Repeat, exactly and in full, the lines of the listing below, but without any pictures.

** start SUPPLIED DATA **

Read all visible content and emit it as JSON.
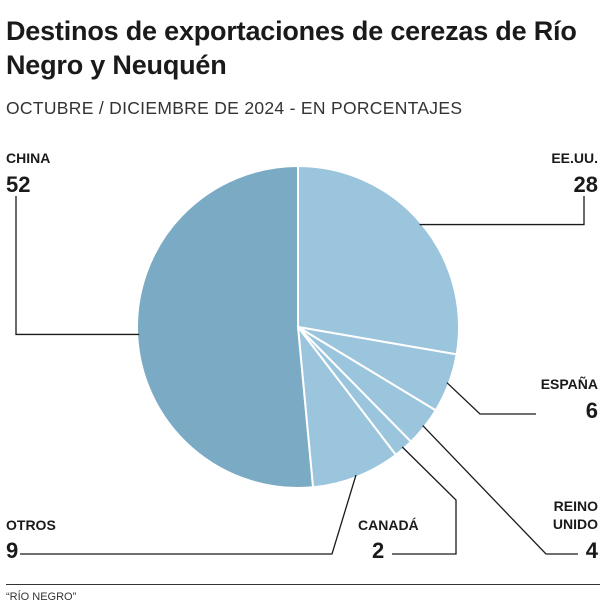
{
  "title": "Destinos de exportaciones de cerezas de Río Negro y Neuquén",
  "subtitle": "OCTUBRE / DICIEMBRE DE 2024 - EN PORCENTAJES",
  "source": "“RÍO NEGRO”",
  "colors": {
    "slice_dark": "#7aaac4",
    "slice_light": "#9bc5dc",
    "slice_border": "#ffffff",
    "leader": "#1a1a1a"
  },
  "chart_data": {
    "type": "pie",
    "categories": [
      "EE.UU.",
      "ESPAÑA",
      "REINO UNIDO",
      "CANADÁ",
      "OTROS",
      "CHINA"
    ],
    "values": [
      28,
      6,
      4,
      2,
      9,
      52
    ],
    "labels": [
      {
        "name": "EE.UU.",
        "value": "28"
      },
      {
        "name": "ESPAÑA",
        "value": "6"
      },
      {
        "name": "REINO UNIDO",
        "name_lines": [
          "REINO",
          "UNIDO"
        ],
        "value": "4"
      },
      {
        "name": "CANADÁ",
        "value": "2"
      },
      {
        "name": "OTROS",
        "value": "9"
      },
      {
        "name": "CHINA",
        "value": "52"
      }
    ],
    "start_angle": "12 o'clock",
    "direction": "clockwise",
    "title": "Destinos de exportaciones de cerezas de Río Negro y Neuquén",
    "subtitle": "OCTUBRE / DICIEMBRE DE 2024 - EN PORCENTAJES"
  }
}
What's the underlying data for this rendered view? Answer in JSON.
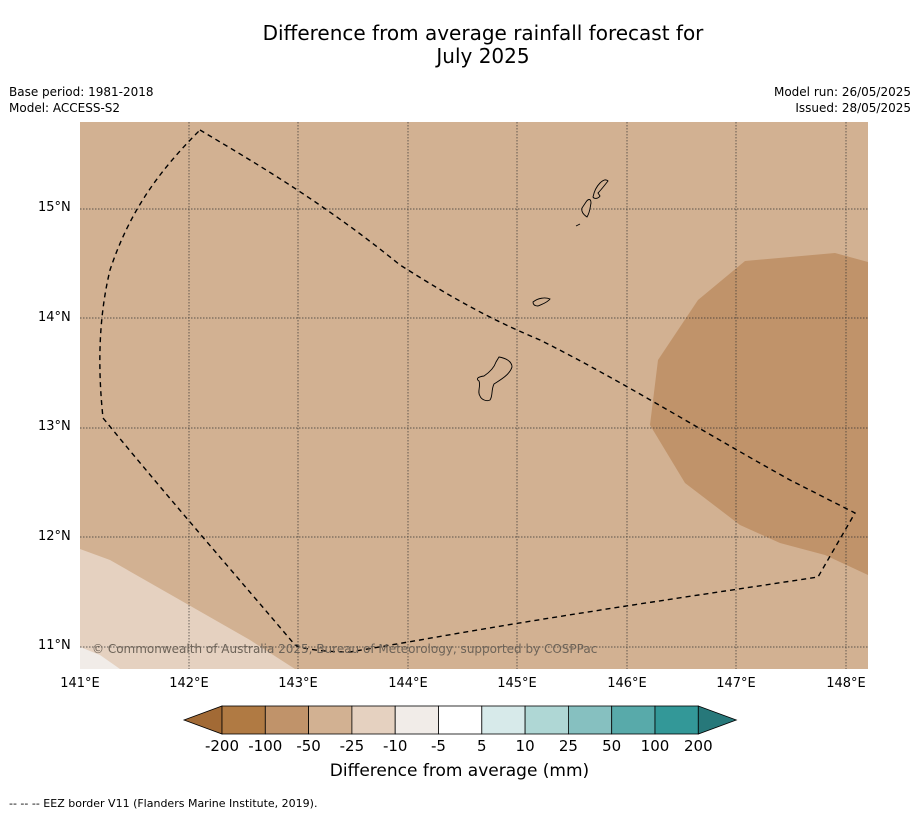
{
  "title_line1": "Difference from average rainfall forecast for",
  "title_line2": "July 2025",
  "meta_left": [
    "Base period: 1981-2018",
    "Model: ACCESS-S2"
  ],
  "meta_right": [
    "Model run: 26/05/2025",
    "Issued: 28/05/2025"
  ],
  "lat_labels": [
    "15°N",
    "14°N",
    "13°N",
    "12°N",
    "11°N"
  ],
  "lon_labels": [
    "141°E",
    "142°E",
    "143°E",
    "144°E",
    "145°E",
    "146°E",
    "147°E",
    "148°E"
  ],
  "copyright": "© Commonwealth of Australia 2025, Bureau of Meteorology, supported by COSPPac",
  "colorbar": {
    "title": "Difference from average (mm)",
    "labels": [
      "-200",
      "-100",
      "-50",
      "-25",
      "-10",
      "-5",
      "5",
      "10",
      "25",
      "50",
      "100",
      "200"
    ],
    "colors": [
      "#a26a35",
      "#b07a43",
      "#c0936a",
      "#d2b192",
      "#e5d1c0",
      "#f1ece8",
      "#ffffff",
      "#d7eaea",
      "#afd7d5",
      "#86c0c0",
      "#58aaaa",
      "#339898",
      "#27787a"
    ]
  },
  "footer": "--  --  -- EEZ border V11 (Flanders Marine Institute, 2019)."
}
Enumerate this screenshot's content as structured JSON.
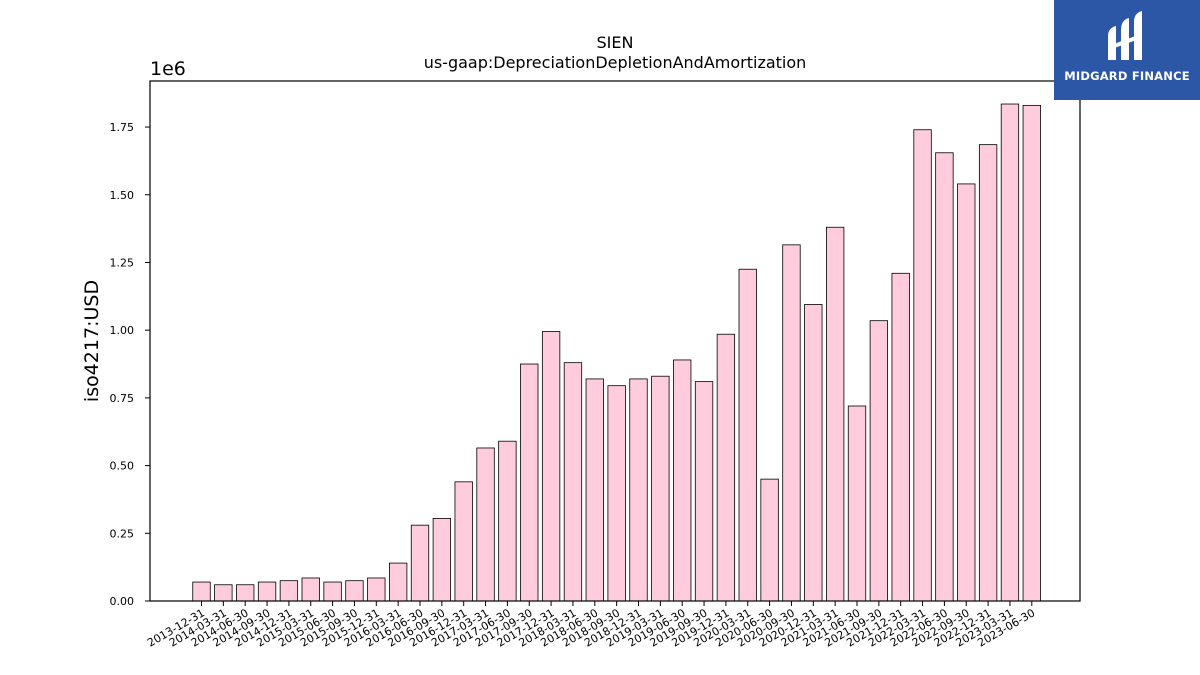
{
  "logo": {
    "text": "MIDGARD FINANCE"
  },
  "chart_data": {
    "type": "bar",
    "title": "SIEN",
    "subtitle": "us-gaap:DepreciationDepletionAndAmortization",
    "ylabel": "iso4217:USD",
    "xlabel": "",
    "offset_text": "1e6",
    "ylim": [
      0,
      1.92
    ],
    "yticks": [
      "0.00",
      "0.25",
      "0.50",
      "0.75",
      "1.00",
      "1.25",
      "1.50",
      "1.75"
    ],
    "bar_color": "#ffccdd",
    "bar_edge_color": "#000000",
    "grid": false,
    "categories": [
      "2013-12-31",
      "2014-03-31",
      "2014-06-30",
      "2014-09-30",
      "2014-12-31",
      "2015-03-31",
      "2015-06-30",
      "2015-09-30",
      "2015-12-31",
      "2016-03-31",
      "2016-06-30",
      "2016-09-30",
      "2016-12-31",
      "2017-03-31",
      "2017-06-30",
      "2017-09-30",
      "2017-12-31",
      "2018-03-31",
      "2018-06-30",
      "2018-09-30",
      "2018-12-31",
      "2019-03-31",
      "2019-06-30",
      "2019-09-30",
      "2019-12-31",
      "2020-03-31",
      "2020-06-30",
      "2020-09-30",
      "2020-12-31",
      "2021-03-31",
      "2021-06-30",
      "2021-09-30",
      "2021-12-31",
      "2022-03-31",
      "2022-06-30",
      "2022-09-30",
      "2022-12-31",
      "2023-03-31",
      "2023-06-30"
    ],
    "values": [
      0.07,
      0.06,
      0.06,
      0.07,
      0.075,
      0.085,
      0.07,
      0.075,
      0.085,
      0.14,
      0.28,
      0.305,
      0.44,
      0.565,
      0.59,
      0.875,
      0.995,
      0.88,
      0.82,
      0.795,
      0.82,
      0.83,
      0.89,
      0.81,
      0.985,
      1.225,
      0.45,
      1.315,
      1.095,
      1.38,
      0.72,
      1.035,
      1.21,
      1.74,
      1.655,
      1.54,
      1.685,
      1.835,
      1.83
    ]
  }
}
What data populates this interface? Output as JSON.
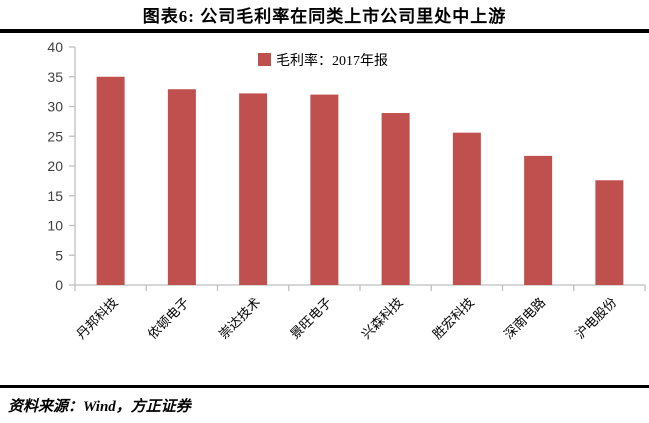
{
  "header": {
    "title": "图表6:  公司毛利率在同类上市公司里处中上游"
  },
  "chart_data": {
    "type": "bar",
    "title": "图表6:  公司毛利率在同类上市公司里处中上游",
    "legend": [
      "毛利率：2017年报"
    ],
    "legend_position": "top-center",
    "categories": [
      "丹邦科技",
      "依顿电子",
      "崇达技术",
      "景旺电子",
      "兴森科技",
      "胜宏科技",
      "深南电路",
      "沪电股份"
    ],
    "values": [
      35.0,
      32.9,
      32.2,
      32.0,
      28.9,
      25.6,
      21.7,
      17.6
    ],
    "xlabel": "",
    "ylabel": "",
    "ylim": [
      0,
      40
    ],
    "ytick_step": 5,
    "ytick_labels": [
      "0",
      "5",
      "10",
      "15",
      "20",
      "25",
      "30",
      "35",
      "40"
    ],
    "grid": false,
    "colors": {
      "bar": "#C0504D",
      "axis": "#BFBFBF",
      "tick_label": "#3F3F3F",
      "category_label": "#000000",
      "legend_text": "#000000"
    }
  },
  "footer": {
    "source": "资料来源：Wind，方正证券"
  }
}
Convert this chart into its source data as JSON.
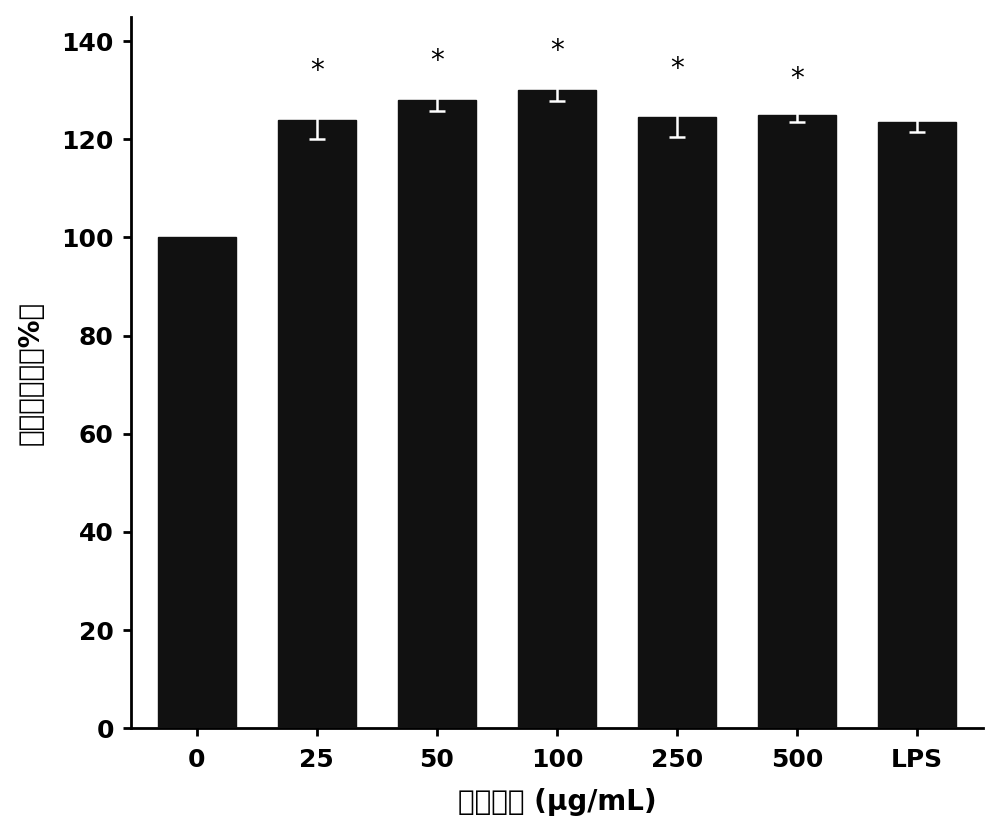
{
  "categories": [
    "0",
    "25",
    "50",
    "100",
    "250",
    "500",
    "LPS"
  ],
  "values": [
    100.0,
    124.0,
    128.0,
    130.0,
    124.5,
    125.0,
    123.5
  ],
  "errors": [
    0.0,
    4.0,
    2.2,
    2.2,
    4.0,
    1.5,
    2.0
  ],
  "bar_color": "#111111",
  "bar_width": 0.65,
  "has_asterisk": [
    false,
    true,
    true,
    true,
    true,
    true,
    false
  ],
  "xlabel": "多糖浓度 (μg/mL)",
  "ylabel": "细胞存活率（%）",
  "ylim": [
    0,
    145
  ],
  "yticks": [
    0,
    20,
    40,
    60,
    80,
    100,
    120,
    140
  ],
  "background_color": "#ffffff",
  "asterisk_fontsize": 20,
  "tick_fontsize": 18,
  "xlabel_fontsize": 20,
  "ylabel_fontsize": 20,
  "figsize": [
    10.0,
    8.33
  ],
  "dpi": 100
}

** end SUPPLIED DATA **

#### CORRECT OUTPUT:
Read all visible content and emit it as JSON.
{
  "title": "Destinos de exportaciones de cerezas de Río Negro y Neuquén",
  "subtitle": "OCTUBRE / DICIEMBRE DE 2024 - EN PORCENTAJES",
  "source": "“RÍO NEGRO”",
  "colors": {
    "slice_dark": "#7aaac4",
    "slice_light": "#9bc5dc",
    "slice_border": "#ffffff",
    "leader": "#1a1a1a"
  },
  "chart_data": {
    "type": "pie",
    "categories": [
      "EE.UU.",
      "ESPAÑA",
      "REINO UNIDO",
      "CANADÁ",
      "OTROS",
      "CHINA"
    ],
    "values": [
      28,
      6,
      4,
      2,
      9,
      52
    ],
    "labels": [
      {
        "name": "EE.UU.",
        "value": "28"
      },
      {
        "name": "ESPAÑA",
        "value": "6"
      },
      {
        "name": "REINO UNIDO",
        "name_lines": [
          "REINO",
          "UNIDO"
        ],
        "value": "4"
      },
      {
        "name": "CANADÁ",
        "value": "2"
      },
      {
        "name": "OTROS",
        "value": "9"
      },
      {
        "name": "CHINA",
        "value": "52"
      }
    ],
    "start_angle": "12 o'clock",
    "direction": "clockwise",
    "title": "Destinos de exportaciones de cerezas de Río Negro y Neuquén",
    "subtitle": "OCTUBRE / DICIEMBRE DE 2024 - EN PORCENTAJES"
  }
}
What's the underlying data for this rendered view? Answer in JSON.
{
  "title_line1": "Difference from average rainfall forecast for",
  "title_line2": "July 2025",
  "meta_left": [
    "Base period: 1981-2018",
    "Model: ACCESS-S2"
  ],
  "meta_right": [
    "Model run: 26/05/2025",
    "Issued: 28/05/2025"
  ],
  "lat_labels": [
    "15°N",
    "14°N",
    "13°N",
    "12°N",
    "11°N"
  ],
  "lon_labels": [
    "141°E",
    "142°E",
    "143°E",
    "144°E",
    "145°E",
    "146°E",
    "147°E",
    "148°E"
  ],
  "copyright": "© Commonwealth of Australia 2025, Bureau of Meteorology, supported by COSPPac",
  "colorbar": {
    "title": "Difference from average (mm)",
    "labels": [
      "-200",
      "-100",
      "-50",
      "-25",
      "-10",
      "-5",
      "5",
      "10",
      "25",
      "50",
      "100",
      "200"
    ],
    "colors": [
      "#a26a35",
      "#b07a43",
      "#c0936a",
      "#d2b192",
      "#e5d1c0",
      "#f1ece8",
      "#ffffff",
      "#d7eaea",
      "#afd7d5",
      "#86c0c0",
      "#58aaaa",
      "#339898",
      "#27787a"
    ]
  },
  "footer": "--  --  -- EEZ border V11 (Flanders Marine Institute, 2019)."
}
Enumerate this screenshot's content as structured JSON.
{
  "logo": {
    "text": "MIDGARD FINANCE"
  },
  "chart_data": {
    "type": "bar",
    "title": "SIEN",
    "subtitle": "us-gaap:DepreciationDepletionAndAmortization",
    "ylabel": "iso4217:USD",
    "xlabel": "",
    "offset_text": "1e6",
    "ylim": [
      0,
      1.92
    ],
    "yticks": [
      "0.00",
      "0.25",
      "0.50",
      "0.75",
      "1.00",
      "1.25",
      "1.50",
      "1.75"
    ],
    "bar_color": "#ffccdd",
    "bar_edge_color": "#000000",
    "grid": false,
    "categories": [
      "2013-12-31",
      "2014-03-31",
      "2014-06-30",
      "2014-09-30",
      "2014-12-31",
      "2015-03-31",
      "2015-06-30",
      "2015-09-30",
      "2015-12-31",
      "2016-03-31",
      "2016-06-30",
      "2016-09-30",
      "2016-12-31",
      "2017-03-31",
      "2017-06-30",
      "2017-09-30",
      "2017-12-31",
      "2018-03-31",
      "2018-06-30",
      "2018-09-30",
      "2018-12-31",
      "2019-03-31",
      "2019-06-30",
      "2019-09-30",
      "2019-12-31",
      "2020-03-31",
      "2020-06-30",
      "2020-09-30",
      "2020-12-31",
      "2021-03-31",
      "2021-06-30",
      "2021-09-30",
      "2021-12-31",
      "2022-03-31",
      "2022-06-30",
      "2022-09-30",
      "2022-12-31",
      "2023-03-31",
      "2023-06-30"
    ],
    "values": [
      0.07,
      0.06,
      0.06,
      0.07,
      0.075,
      0.085,
      0.07,
      0.075,
      0.085,
      0.14,
      0.28,
      0.305,
      0.44,
      0.565,
      0.59,
      0.875,
      0.995,
      0.88,
      0.82,
      0.795,
      0.82,
      0.83,
      0.89,
      0.81,
      0.985,
      1.225,
      0.45,
      1.315,
      1.095,
      1.38,
      0.72,
      1.035,
      1.21,
      1.74,
      1.655,
      1.54,
      1.685,
      1.835,
      1.83
    ]
  }
}
What data populates this interface? Output as JSON.
{
  "header": {
    "title": "图表6:  公司毛利率在同类上市公司里处中上游"
  },
  "chart_data": {
    "type": "bar",
    "title": "图表6:  公司毛利率在同类上市公司里处中上游",
    "legend": [
      "毛利率：2017年报"
    ],
    "legend_position": "top-center",
    "categories": [
      "丹邦科技",
      "依顿电子",
      "崇达技术",
      "景旺电子",
      "兴森科技",
      "胜宏科技",
      "深南电路",
      "沪电股份"
    ],
    "values": [
      35.0,
      32.9,
      32.2,
      32.0,
      28.9,
      25.6,
      21.7,
      17.6
    ],
    "xlabel": "",
    "ylabel": "",
    "ylim": [
      0,
      40
    ],
    "ytick_step": 5,
    "ytick_labels": [
      "0",
      "5",
      "10",
      "15",
      "20",
      "25",
      "30",
      "35",
      "40"
    ],
    "grid": false,
    "colors": {
      "bar": "#C0504D",
      "axis": "#BFBFBF",
      "tick_label": "#3F3F3F",
      "category_label": "#000000",
      "legend_text": "#000000"
    }
  },
  "footer": {
    "source": "资料来源：Wind，方正证券"
  }
}
Convert this chart into its source data as JSON.
{
  "categories": [
    "0",
    "25",
    "50",
    "100",
    "250",
    "500",
    "LPS"
  ],
  "values": [
    100.0,
    124.0,
    128.0,
    130.0,
    124.5,
    125.0,
    123.5
  ],
  "errors": [
    0.0,
    4.0,
    2.2,
    2.2,
    4.0,
    1.5,
    2.0
  ],
  "bar_color": "#111111",
  "bar_width": 0.65,
  "has_asterisk": [
    false,
    true,
    true,
    true,
    true,
    true,
    false
  ],
  "xlabel": "多糖浓度 (μg/mL)",
  "ylabel": "细胞存活率（%）",
  "ylim": [
    0,
    145
  ],
  "yticks": [
    0,
    20,
    40,
    60,
    80,
    100,
    120,
    140
  ],
  "background_color": "#ffffff",
  "asterisk_fontsize": 20,
  "tick_fontsize": 18,
  "xlabel_fontsize": 20,
  "ylabel_fontsize": 20,
  "figsize": [
    10.0,
    8.33
  ],
  "dpi": 100
}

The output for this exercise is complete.